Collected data
++++++
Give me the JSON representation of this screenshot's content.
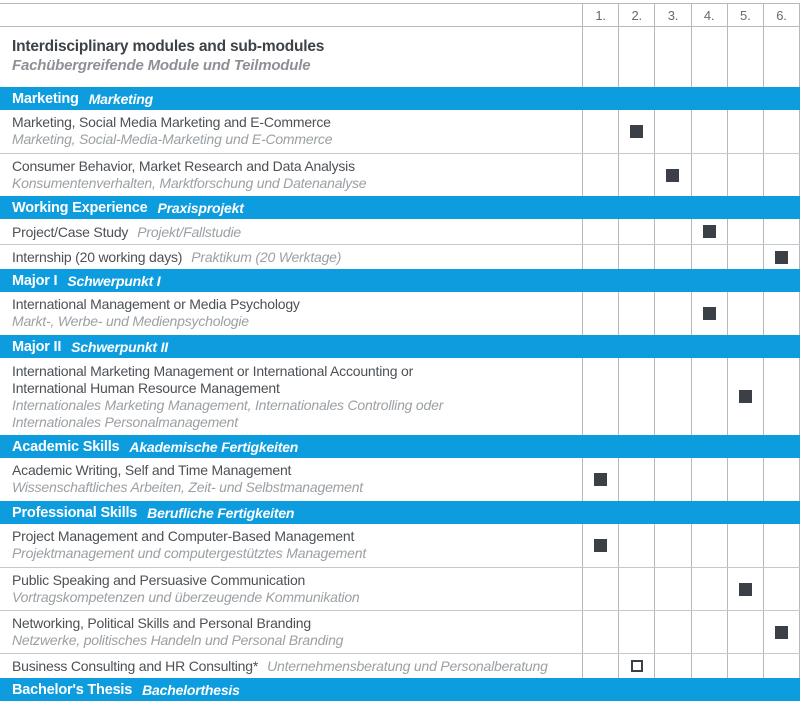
{
  "table": {
    "columns": [
      "1.",
      "2.",
      "3.",
      "4.",
      "5.",
      "6."
    ],
    "title": {
      "en": "Interdisciplinary modules and sub-modules",
      "de": "Fachübergreifende Module und Teilmodule"
    },
    "sections": [
      {
        "band": {
          "en": "Marketing",
          "de": "Marketing"
        },
        "rows": [
          {
            "layout": "stacked",
            "en": [
              "Marketing, Social Media Marketing and E-Commerce"
            ],
            "de": [
              "Marketing, Social-Media-Marketing und E-Commerce"
            ],
            "mark": {
              "col": 2,
              "style": "filled"
            }
          },
          {
            "layout": "stacked",
            "en": [
              "Consumer Behavior, Market Research and Data Analysis"
            ],
            "de": [
              "Konsumentenverhalten, Marktforschung und Datenanalyse"
            ],
            "mark": {
              "col": 3,
              "style": "filled"
            }
          }
        ]
      },
      {
        "band": {
          "en": "Working Experience",
          "de": "Praxisprojekt"
        },
        "rows": [
          {
            "layout": "inline",
            "en": [
              "Project/Case Study"
            ],
            "de": [
              "Projekt/Fallstudie"
            ],
            "mark": {
              "col": 4,
              "style": "filled"
            }
          },
          {
            "layout": "inline",
            "en": [
              "Internship (20 working days)"
            ],
            "de": [
              "Praktikum (20 Werktage)"
            ],
            "mark": {
              "col": 6,
              "style": "filled"
            }
          }
        ]
      },
      {
        "band": {
          "en": "Major I",
          "de": "Schwerpunkt I"
        },
        "rows": [
          {
            "layout": "stacked",
            "en": [
              "International Management or Media Psychology"
            ],
            "de": [
              "Markt-, Werbe- und Medienpsychologie"
            ],
            "mark": {
              "col": 4,
              "style": "filled"
            }
          }
        ]
      },
      {
        "band": {
          "en": "Major II",
          "de": "Schwerpunkt II"
        },
        "rows": [
          {
            "layout": "tall",
            "en": [
              "International Marketing Management or International Accounting or",
              "International Human Resource Management"
            ],
            "de": [
              "Internationales Marketing Management, Internationales Controlling oder",
              "Internationales Personalmanagement"
            ],
            "mark": {
              "col": 5,
              "style": "filled"
            }
          }
        ]
      },
      {
        "band": {
          "en": "Academic Skills",
          "de": "Akademische Fertigkeiten"
        },
        "rows": [
          {
            "layout": "stacked",
            "en": [
              "Academic Writing, Self and Time Management"
            ],
            "de": [
              "Wissenschaftliches Arbeiten, Zeit- und Selbstmanagement"
            ],
            "mark": {
              "col": 1,
              "style": "filled"
            }
          }
        ]
      },
      {
        "band": {
          "en": "Professional Skills",
          "de": "Berufliche Fertigkeiten"
        },
        "rows": [
          {
            "layout": "stacked",
            "en": [
              "Project Management and Computer-Based Management"
            ],
            "de": [
              "Projektmanagement und computergestütztes Management"
            ],
            "mark": {
              "col": 1,
              "style": "filled"
            }
          },
          {
            "layout": "stacked",
            "en": [
              "Public Speaking and Persuasive Communication"
            ],
            "de": [
              "Vortragskompetenzen und überzeugende Kommunikation"
            ],
            "mark": {
              "col": 5,
              "style": "filled"
            }
          },
          {
            "layout": "stacked",
            "en": [
              "Networking, Political Skills and Personal Branding"
            ],
            "de": [
              "Netzwerke, politisches Handeln und Personal Branding"
            ],
            "mark": {
              "col": 6,
              "style": "filled"
            }
          },
          {
            "layout": "inline",
            "en": [
              "Business Consulting and HR Consulting*"
            ],
            "de": [
              "Unternehmensberatung und Personalberatung"
            ],
            "mark": {
              "col": 2,
              "style": "outlined"
            }
          }
        ]
      },
      {
        "band": {
          "en": "Bachelor's Thesis",
          "de": "Bachelorthesis"
        },
        "rows": []
      }
    ],
    "colors": {
      "accent_blue": "#0d9ddf",
      "marker_dark": "#3a4045"
    }
  }
}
++++++
#### Aim of the task:
Print the records word for word and exclude any picture they hold.

#### Answer:
Give me the JSON representation of this screenshot's content.
{
  "table": {
    "columns": [
      "1.",
      "2.",
      "3.",
      "4.",
      "5.",
      "6."
    ],
    "title": {
      "en": "Interdisciplinary modules and sub-modules",
      "de": "Fachübergreifende Module und Teilmodule"
    },
    "sections": [
      {
        "band": {
          "en": "Marketing",
          "de": "Marketing"
        },
        "rows": [
          {
            "layout": "stacked",
            "en": [
              "Marketing, Social Media Marketing and E-Commerce"
            ],
            "de": [
              "Marketing, Social-Media-Marketing und E-Commerce"
            ],
            "mark": {
              "col": 2,
              "style": "filled"
            }
          },
          {
            "layout": "stacked",
            "en": [
              "Consumer Behavior, Market Research and Data Analysis"
            ],
            "de": [
              "Konsumentenverhalten, Marktforschung und Datenanalyse"
            ],
            "mark": {
              "col": 3,
              "style": "filled"
            }
          }
        ]
      },
      {
        "band": {
          "en": "Working Experience",
          "de": "Praxisprojekt"
        },
        "rows": [
          {
            "layout": "inline",
            "en": [
              "Project/Case Study"
            ],
            "de": [
              "Projekt/Fallstudie"
            ],
            "mark": {
              "col": 4,
              "style": "filled"
            }
          },
          {
            "layout": "inline",
            "en": [
              "Internship (20 working days)"
            ],
            "de": [
              "Praktikum (20 Werktage)"
            ],
            "mark": {
              "col": 6,
              "style": "filled"
            }
          }
        ]
      },
      {
        "band": {
          "en": "Major I",
          "de": "Schwerpunkt I"
        },
        "rows": [
          {
            "layout": "stacked",
            "en": [
              "International Management or Media Psychology"
            ],
            "de": [
              "Markt-, Werbe- und Medienpsychologie"
            ],
            "mark": {
              "col": 4,
              "style": "filled"
            }
          }
        ]
      },
      {
        "band": {
          "en": "Major II",
          "de": "Schwerpunkt II"
        },
        "rows": [
          {
            "layout": "tall",
            "en": [
              "International Marketing Management or International Accounting or",
              "International Human Resource Management"
            ],
            "de": [
              "Internationales Marketing Management, Internationales Controlling oder",
              "Internationales Personalmanagement"
            ],
            "mark": {
              "col": 5,
              "style": "filled"
            }
          }
        ]
      },
      {
        "band": {
          "en": "Academic Skills",
          "de": "Akademische Fertigkeiten"
        },
        "rows": [
          {
            "layout": "stacked",
            "en": [
              "Academic Writing, Self and Time Management"
            ],
            "de": [
              "Wissenschaftliches Arbeiten, Zeit- und Selbstmanagement"
            ],
            "mark": {
              "col": 1,
              "style": "filled"
            }
          }
        ]
      },
      {
        "band": {
          "en": "Professional Skills",
          "de": "Berufliche Fertigkeiten"
        },
        "rows": [
          {
            "layout": "stacked",
            "en": [
              "Project Management and Computer-Based Management"
            ],
            "de": [
              "Projektmanagement und computergestütztes Management"
            ],
            "mark": {
              "col": 1,
              "style": "filled"
            }
          },
          {
            "layout": "stacked",
            "en": [
              "Public Speaking and Persuasive Communication"
            ],
            "de": [
              "Vortragskompetenzen und überzeugende Kommunikation"
            ],
            "mark": {
              "col": 5,
              "style": "filled"
            }
          },
          {
            "layout": "stacked",
            "en": [
              "Networking, Political Skills and Personal Branding"
            ],
            "de": [
              "Netzwerke, politisches Handeln und Personal Branding"
            ],
            "mark": {
              "col": 6,
              "style": "filled"
            }
          },
          {
            "layout": "inline",
            "en": [
              "Business Consulting and HR Consulting*"
            ],
            "de": [
              "Unternehmensberatung und Personalberatung"
            ],
            "mark": {
              "col": 2,
              "style": "outlined"
            }
          }
        ]
      },
      {
        "band": {
          "en": "Bachelor's Thesis",
          "de": "Bachelorthesis"
        },
        "rows": []
      }
    ],
    "colors": {
      "accent_blue": "#0d9ddf",
      "marker_dark": "#3a4045"
    }
  }
}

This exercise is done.